## Task goal
Format the entries from the line containing "Text: 20-30 cm: 20-30 cm [989,122,1073,140]" through the line containing "Text: 14,5: 14,5 [688,289,728,307]" as a JSON list of strings, one string per line, skipping any blank lines.

## Extracted data
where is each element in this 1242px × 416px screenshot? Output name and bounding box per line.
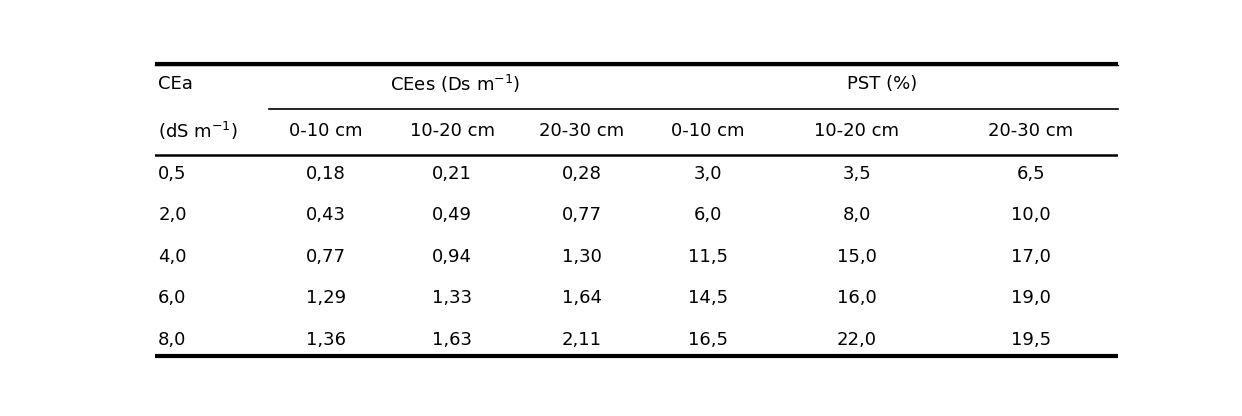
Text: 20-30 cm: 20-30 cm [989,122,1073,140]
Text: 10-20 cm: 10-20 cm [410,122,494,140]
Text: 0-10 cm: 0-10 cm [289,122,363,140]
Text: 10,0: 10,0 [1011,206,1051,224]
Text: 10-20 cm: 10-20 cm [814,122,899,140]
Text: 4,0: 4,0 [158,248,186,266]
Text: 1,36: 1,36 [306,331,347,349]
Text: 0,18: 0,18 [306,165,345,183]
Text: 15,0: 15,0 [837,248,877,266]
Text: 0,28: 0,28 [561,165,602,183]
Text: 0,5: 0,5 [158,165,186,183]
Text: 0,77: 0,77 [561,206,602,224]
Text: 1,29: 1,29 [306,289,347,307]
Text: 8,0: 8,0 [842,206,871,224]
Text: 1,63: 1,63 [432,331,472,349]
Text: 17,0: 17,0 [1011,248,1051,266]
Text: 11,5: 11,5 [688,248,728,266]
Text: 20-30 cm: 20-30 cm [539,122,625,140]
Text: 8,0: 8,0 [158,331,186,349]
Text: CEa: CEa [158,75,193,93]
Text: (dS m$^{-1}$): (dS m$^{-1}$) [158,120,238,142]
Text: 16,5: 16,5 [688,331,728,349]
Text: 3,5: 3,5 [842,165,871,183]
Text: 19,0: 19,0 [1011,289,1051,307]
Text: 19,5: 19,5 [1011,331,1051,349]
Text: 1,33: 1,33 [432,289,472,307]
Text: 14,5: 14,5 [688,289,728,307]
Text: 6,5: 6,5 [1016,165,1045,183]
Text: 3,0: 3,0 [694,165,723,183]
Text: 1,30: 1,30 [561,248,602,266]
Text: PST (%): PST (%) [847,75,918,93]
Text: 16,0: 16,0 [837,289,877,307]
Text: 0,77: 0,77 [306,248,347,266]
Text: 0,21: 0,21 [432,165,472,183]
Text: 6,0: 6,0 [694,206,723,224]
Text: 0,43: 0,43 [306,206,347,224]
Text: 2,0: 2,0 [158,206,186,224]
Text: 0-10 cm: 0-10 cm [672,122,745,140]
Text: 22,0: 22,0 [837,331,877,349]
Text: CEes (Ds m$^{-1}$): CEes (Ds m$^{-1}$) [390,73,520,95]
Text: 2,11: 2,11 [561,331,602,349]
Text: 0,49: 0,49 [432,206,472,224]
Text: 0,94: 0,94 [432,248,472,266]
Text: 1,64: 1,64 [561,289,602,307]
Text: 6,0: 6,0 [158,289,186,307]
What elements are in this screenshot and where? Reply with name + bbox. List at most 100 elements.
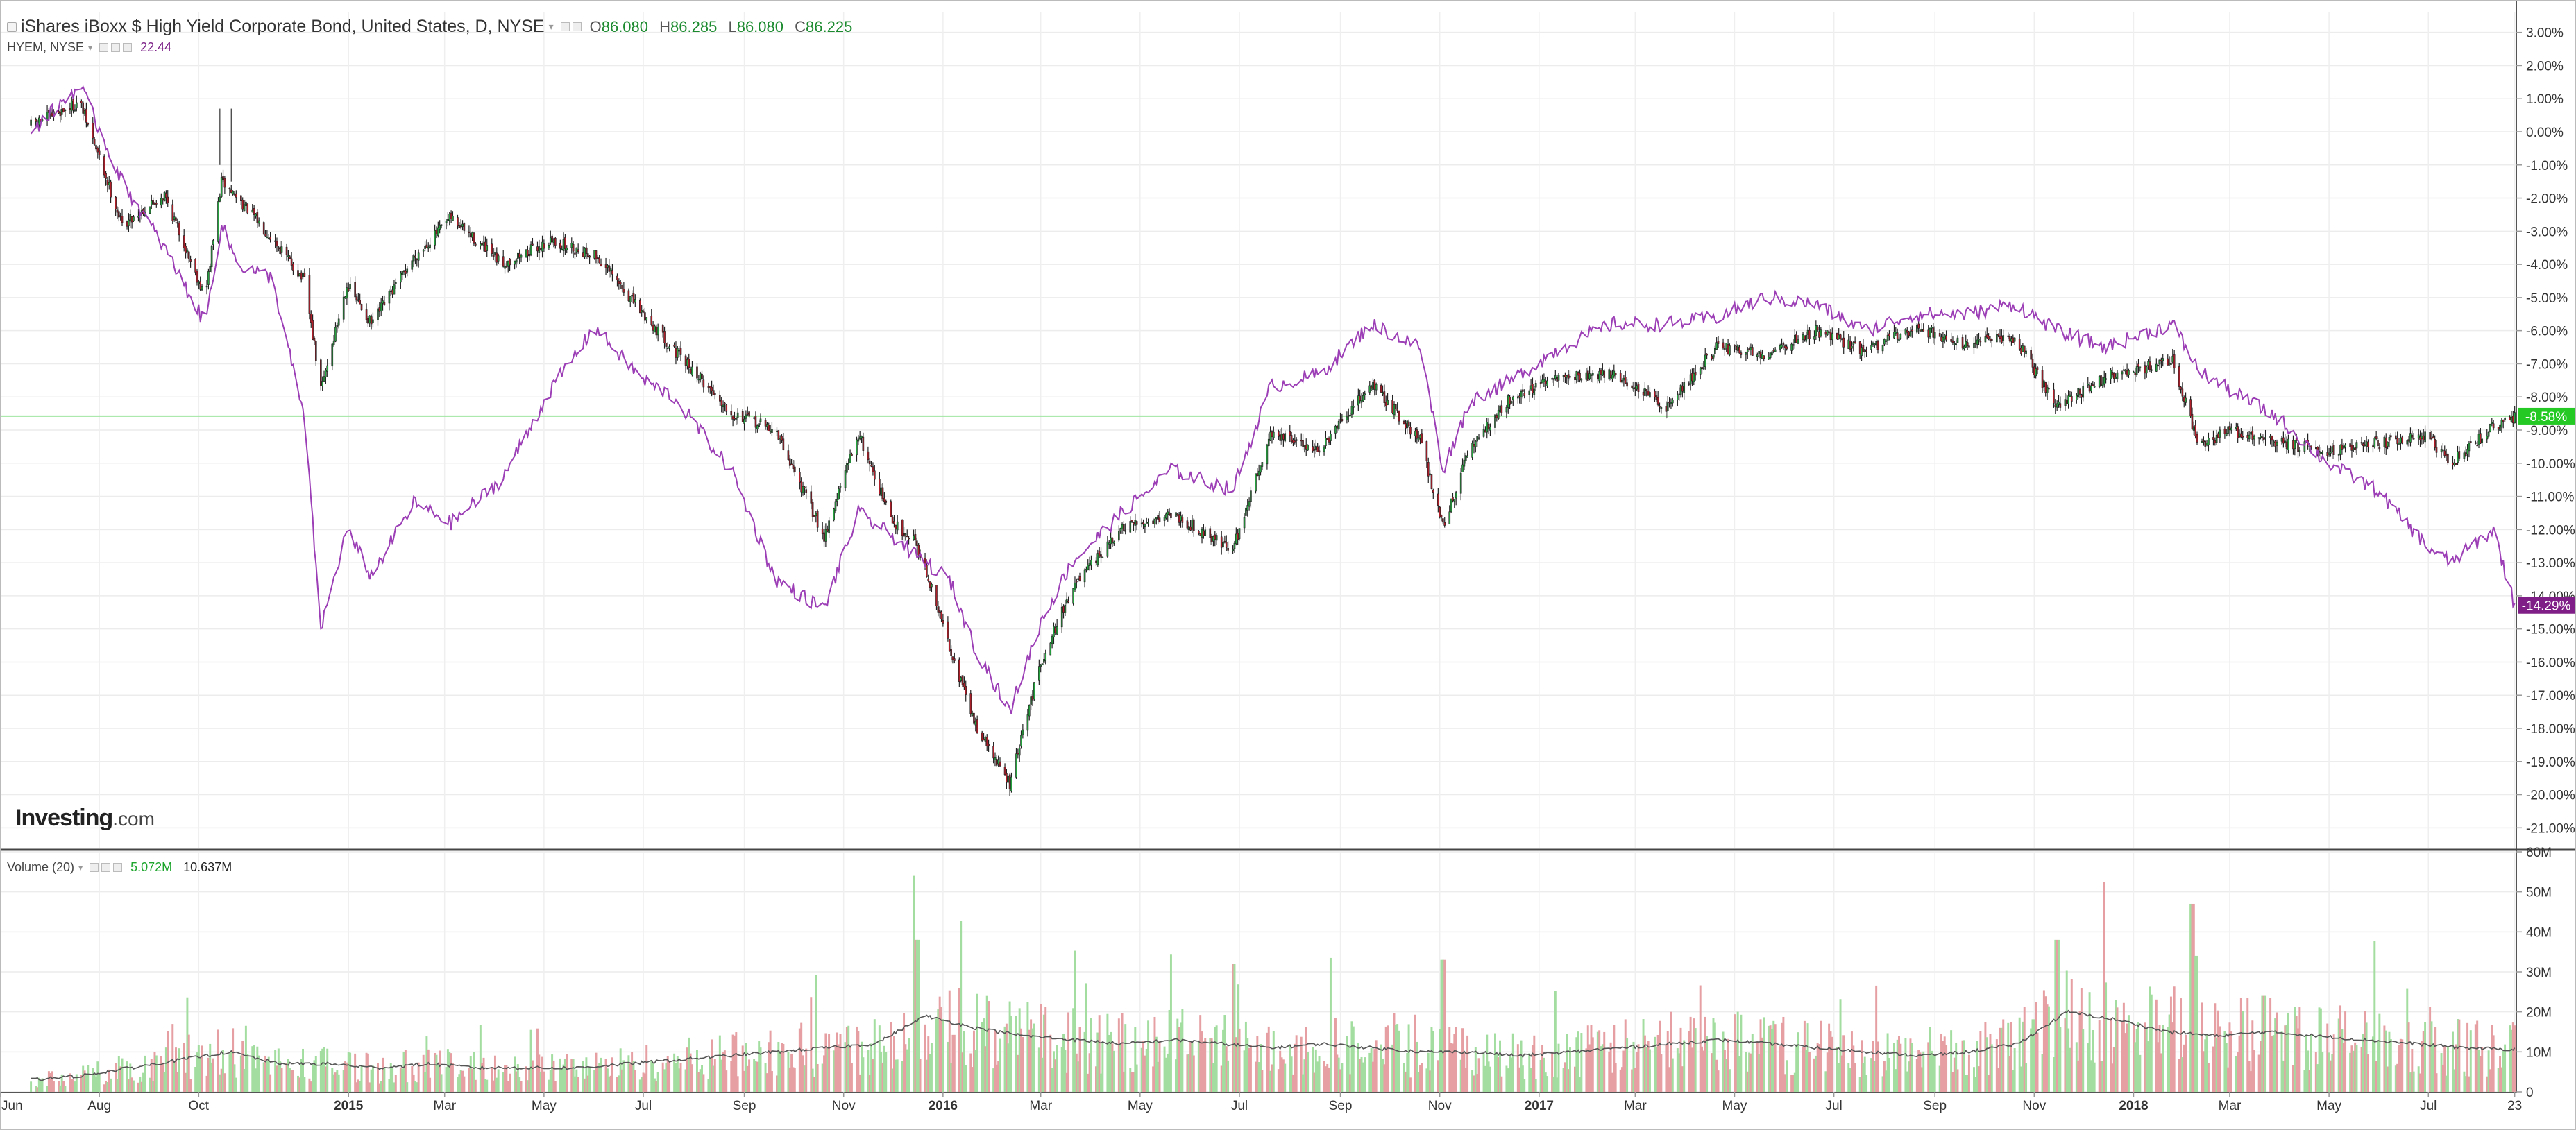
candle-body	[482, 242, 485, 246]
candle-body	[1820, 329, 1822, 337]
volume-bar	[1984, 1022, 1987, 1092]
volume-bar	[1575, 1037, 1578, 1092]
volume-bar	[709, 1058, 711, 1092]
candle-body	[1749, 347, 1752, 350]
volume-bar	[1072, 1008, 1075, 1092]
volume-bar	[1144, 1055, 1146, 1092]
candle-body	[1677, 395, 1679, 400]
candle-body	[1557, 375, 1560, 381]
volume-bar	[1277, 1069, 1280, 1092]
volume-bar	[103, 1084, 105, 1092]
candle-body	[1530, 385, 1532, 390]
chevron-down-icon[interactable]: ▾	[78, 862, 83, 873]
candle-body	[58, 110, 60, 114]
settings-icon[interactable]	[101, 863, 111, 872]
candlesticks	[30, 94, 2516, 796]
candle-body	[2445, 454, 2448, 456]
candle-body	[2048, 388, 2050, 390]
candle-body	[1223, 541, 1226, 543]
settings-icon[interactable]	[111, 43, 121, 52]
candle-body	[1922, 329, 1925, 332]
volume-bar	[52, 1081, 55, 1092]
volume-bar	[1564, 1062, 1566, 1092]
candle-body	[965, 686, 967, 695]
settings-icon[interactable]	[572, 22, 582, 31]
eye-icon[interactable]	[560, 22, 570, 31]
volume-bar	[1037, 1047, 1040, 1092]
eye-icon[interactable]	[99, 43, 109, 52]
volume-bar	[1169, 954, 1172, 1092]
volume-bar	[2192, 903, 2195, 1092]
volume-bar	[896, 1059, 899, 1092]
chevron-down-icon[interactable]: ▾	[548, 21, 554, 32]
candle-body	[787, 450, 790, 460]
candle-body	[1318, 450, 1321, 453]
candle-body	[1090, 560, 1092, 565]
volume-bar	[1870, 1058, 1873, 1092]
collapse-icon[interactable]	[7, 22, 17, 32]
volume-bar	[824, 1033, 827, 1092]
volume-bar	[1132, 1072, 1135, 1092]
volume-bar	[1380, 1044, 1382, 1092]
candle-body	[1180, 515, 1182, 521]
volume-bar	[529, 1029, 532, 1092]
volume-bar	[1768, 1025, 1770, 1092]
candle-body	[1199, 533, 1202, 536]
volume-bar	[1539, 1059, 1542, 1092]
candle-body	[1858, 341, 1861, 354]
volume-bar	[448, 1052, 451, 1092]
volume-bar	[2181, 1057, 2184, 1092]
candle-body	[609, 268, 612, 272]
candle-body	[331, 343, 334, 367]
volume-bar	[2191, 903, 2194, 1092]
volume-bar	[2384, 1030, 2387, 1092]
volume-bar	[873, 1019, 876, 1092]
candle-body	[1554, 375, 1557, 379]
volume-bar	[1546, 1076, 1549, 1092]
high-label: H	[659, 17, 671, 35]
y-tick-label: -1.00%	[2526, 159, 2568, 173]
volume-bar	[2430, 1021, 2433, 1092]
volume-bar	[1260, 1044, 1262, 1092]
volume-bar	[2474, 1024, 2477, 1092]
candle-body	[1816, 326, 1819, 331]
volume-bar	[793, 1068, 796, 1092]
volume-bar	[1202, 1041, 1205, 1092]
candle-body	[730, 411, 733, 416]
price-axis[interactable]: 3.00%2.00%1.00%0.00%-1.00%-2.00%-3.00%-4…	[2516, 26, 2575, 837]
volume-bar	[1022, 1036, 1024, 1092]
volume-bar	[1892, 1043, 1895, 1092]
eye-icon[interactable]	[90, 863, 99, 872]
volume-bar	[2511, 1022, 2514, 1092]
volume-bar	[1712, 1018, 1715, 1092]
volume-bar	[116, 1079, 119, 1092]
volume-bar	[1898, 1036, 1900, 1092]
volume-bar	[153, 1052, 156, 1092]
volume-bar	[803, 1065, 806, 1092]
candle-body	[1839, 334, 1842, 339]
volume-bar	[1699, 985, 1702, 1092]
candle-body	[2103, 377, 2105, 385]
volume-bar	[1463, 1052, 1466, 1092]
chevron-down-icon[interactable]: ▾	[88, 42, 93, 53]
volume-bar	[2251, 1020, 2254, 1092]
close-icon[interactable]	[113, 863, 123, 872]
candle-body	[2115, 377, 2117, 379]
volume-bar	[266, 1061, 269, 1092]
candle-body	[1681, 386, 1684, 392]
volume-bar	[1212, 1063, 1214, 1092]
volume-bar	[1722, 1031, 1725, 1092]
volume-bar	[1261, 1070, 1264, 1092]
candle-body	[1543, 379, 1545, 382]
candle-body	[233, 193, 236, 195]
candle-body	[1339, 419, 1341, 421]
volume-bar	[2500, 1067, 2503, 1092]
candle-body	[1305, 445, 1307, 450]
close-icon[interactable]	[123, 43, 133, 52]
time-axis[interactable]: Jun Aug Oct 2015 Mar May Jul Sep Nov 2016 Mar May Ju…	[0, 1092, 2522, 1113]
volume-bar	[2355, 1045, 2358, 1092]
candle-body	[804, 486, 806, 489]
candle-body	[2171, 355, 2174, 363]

==

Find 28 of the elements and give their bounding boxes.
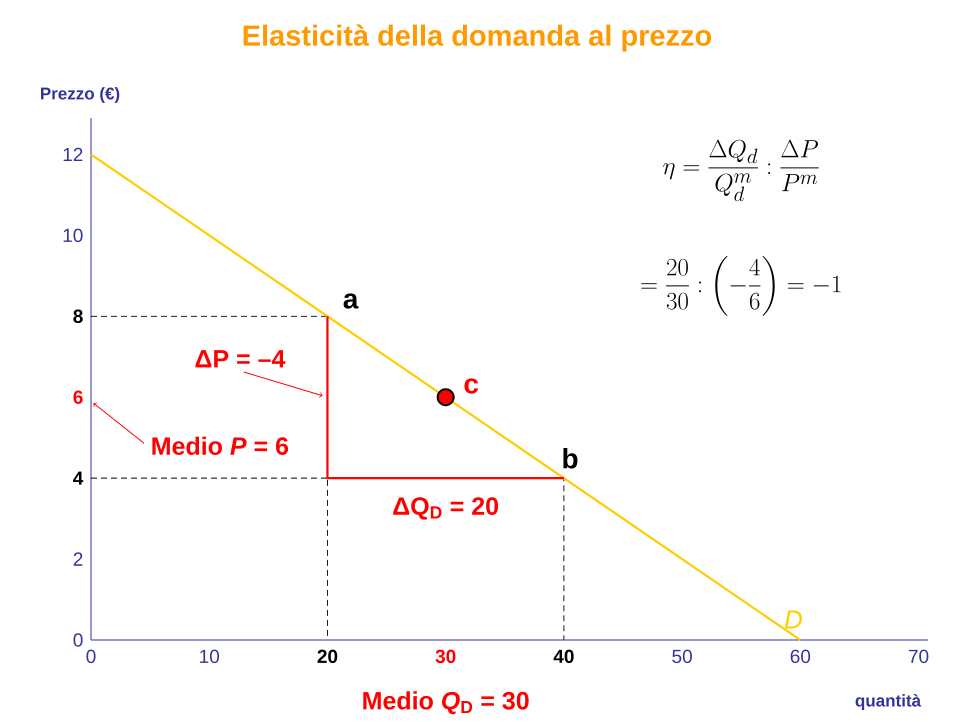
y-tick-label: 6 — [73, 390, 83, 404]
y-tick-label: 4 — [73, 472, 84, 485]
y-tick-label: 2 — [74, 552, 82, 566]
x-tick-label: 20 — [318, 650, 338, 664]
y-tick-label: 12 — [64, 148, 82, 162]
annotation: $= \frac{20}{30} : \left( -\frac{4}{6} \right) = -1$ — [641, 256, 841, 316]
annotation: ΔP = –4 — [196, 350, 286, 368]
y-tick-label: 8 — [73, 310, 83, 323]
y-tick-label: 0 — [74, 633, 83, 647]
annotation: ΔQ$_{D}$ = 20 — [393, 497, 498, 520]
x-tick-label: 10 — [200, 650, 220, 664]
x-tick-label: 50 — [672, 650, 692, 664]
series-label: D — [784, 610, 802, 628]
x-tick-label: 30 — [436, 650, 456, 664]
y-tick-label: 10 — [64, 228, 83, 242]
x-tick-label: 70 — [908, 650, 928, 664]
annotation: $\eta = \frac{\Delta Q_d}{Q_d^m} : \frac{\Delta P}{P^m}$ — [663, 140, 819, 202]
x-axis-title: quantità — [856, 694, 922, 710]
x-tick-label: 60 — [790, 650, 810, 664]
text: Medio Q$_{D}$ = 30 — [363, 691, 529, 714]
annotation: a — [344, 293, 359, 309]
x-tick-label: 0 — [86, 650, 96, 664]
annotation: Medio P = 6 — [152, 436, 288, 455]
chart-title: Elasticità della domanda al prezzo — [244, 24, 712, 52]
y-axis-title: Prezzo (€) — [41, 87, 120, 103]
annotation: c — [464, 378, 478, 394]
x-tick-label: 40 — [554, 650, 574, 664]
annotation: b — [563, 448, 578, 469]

--

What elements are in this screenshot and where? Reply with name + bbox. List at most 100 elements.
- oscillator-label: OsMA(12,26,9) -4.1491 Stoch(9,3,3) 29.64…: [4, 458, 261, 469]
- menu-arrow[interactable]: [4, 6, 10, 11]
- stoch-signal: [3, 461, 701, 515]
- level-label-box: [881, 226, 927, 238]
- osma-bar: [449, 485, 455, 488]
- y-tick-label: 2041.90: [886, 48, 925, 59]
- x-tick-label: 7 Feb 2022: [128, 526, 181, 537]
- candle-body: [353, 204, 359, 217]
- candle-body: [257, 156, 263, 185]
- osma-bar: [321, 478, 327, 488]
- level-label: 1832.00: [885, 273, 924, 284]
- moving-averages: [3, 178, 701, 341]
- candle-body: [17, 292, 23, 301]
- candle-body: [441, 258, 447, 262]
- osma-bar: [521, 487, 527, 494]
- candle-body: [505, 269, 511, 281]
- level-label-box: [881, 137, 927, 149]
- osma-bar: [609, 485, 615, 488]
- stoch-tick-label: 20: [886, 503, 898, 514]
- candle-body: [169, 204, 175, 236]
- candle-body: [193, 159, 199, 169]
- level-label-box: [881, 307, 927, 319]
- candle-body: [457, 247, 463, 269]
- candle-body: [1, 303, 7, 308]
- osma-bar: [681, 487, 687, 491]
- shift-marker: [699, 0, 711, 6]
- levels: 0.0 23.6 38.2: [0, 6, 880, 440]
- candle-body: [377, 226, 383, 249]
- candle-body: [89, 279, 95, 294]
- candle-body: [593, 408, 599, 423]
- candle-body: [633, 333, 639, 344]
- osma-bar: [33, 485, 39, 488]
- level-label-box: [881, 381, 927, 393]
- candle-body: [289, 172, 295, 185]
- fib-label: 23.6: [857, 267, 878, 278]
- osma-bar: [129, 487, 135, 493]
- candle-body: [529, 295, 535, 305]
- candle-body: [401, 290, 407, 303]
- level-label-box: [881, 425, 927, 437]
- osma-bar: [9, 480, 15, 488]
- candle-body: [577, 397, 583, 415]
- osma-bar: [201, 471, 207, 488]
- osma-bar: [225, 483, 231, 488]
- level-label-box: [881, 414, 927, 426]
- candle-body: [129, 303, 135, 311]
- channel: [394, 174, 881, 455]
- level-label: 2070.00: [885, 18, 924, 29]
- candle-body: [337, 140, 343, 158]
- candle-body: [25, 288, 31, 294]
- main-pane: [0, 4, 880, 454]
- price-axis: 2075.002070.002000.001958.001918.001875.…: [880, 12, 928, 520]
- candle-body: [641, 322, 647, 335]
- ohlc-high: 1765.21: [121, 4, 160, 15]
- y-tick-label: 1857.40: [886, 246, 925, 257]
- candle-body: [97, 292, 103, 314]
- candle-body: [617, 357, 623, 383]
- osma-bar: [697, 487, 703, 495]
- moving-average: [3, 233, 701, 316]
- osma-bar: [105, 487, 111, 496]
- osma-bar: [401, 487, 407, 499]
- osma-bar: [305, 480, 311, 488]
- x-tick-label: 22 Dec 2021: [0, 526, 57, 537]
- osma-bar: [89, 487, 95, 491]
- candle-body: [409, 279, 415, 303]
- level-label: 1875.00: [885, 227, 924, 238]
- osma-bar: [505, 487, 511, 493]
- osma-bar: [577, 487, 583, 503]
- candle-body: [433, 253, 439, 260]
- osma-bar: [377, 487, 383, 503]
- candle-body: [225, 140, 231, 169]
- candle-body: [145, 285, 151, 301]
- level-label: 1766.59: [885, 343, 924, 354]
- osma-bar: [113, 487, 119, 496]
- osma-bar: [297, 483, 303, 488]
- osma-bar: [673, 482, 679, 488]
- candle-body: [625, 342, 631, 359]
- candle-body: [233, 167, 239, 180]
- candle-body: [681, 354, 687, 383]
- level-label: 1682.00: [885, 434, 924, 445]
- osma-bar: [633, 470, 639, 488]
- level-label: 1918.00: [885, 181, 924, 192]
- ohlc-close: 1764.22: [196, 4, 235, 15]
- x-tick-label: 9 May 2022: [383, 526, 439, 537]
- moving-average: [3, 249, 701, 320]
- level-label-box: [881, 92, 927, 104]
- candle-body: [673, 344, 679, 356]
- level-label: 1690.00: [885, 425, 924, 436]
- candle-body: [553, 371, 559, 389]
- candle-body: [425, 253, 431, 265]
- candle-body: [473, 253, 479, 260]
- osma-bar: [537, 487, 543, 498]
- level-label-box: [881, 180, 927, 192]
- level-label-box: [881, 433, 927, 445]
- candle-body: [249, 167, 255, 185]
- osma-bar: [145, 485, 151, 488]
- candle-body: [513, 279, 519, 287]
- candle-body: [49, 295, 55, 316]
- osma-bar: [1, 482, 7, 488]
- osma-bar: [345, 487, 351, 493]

## Exercise response
[
  "Text: 20-30 cm: 20-30 cm [989,122,1073,140]",
  "Text: 10-20 cm: 10-20 cm [410,122,494,140]",
  "Text: 0-10 cm: 0-10 cm [289,122,363,140]",
  "Text: 10,0: 10,0 [1011,206,1051,224]",
  "Text: 10-20 cm: 10-20 cm [814,122,899,140]",
  "Text: 4,0: 4,0 [158,248,186,266]",
  "Text: 1,36: 1,36 [306,331,347,349]",
  "Text: 0,18: 0,18 [306,165,345,183]",
  "Text: 15,0: 15,0 [837,248,877,266]",
  "Text: 0,28: 0,28 [561,165,602,183]",
  "Text: 0,5: 0,5 [158,165,186,183]",
  "Text: 0,77: 0,77 [561,206,602,224]",
  "Text: 1,29: 1,29 [306,289,347,307]",
  "Text: 8,0: 8,0 [842,206,871,224]",
  "Text: 1,63: 1,63 [432,331,472,349]",
  "Text: 17,0: 17,0 [1011,248,1051,266]",
  "Text: 11,5: 11,5 [688,248,728,266]",
  "Text: 20-30 cm: 20-30 cm [539,122,625,140]",
  "Text: 8,0: 8,0 [158,331,186,349]",
  "Text: CEa: CEa [158,75,193,93]",
  "Text: (dS m$^{-1}$): (dS m$^{-1}$) [158,120,238,142]",
  "Text: 16,5: 16,5 [688,331,728,349]",
  "Text: 3,5: 3,5 [842,165,871,183]",
  "Text: 19,0: 19,0 [1011,289,1051,307]",
  "Text: 19,5: 19,5 [1011,331,1051,349]",
  "Text: 1,33: 1,33 [432,289,472,307]",
  "Text: 14,5: 14,5 [688,289,728,307]"
]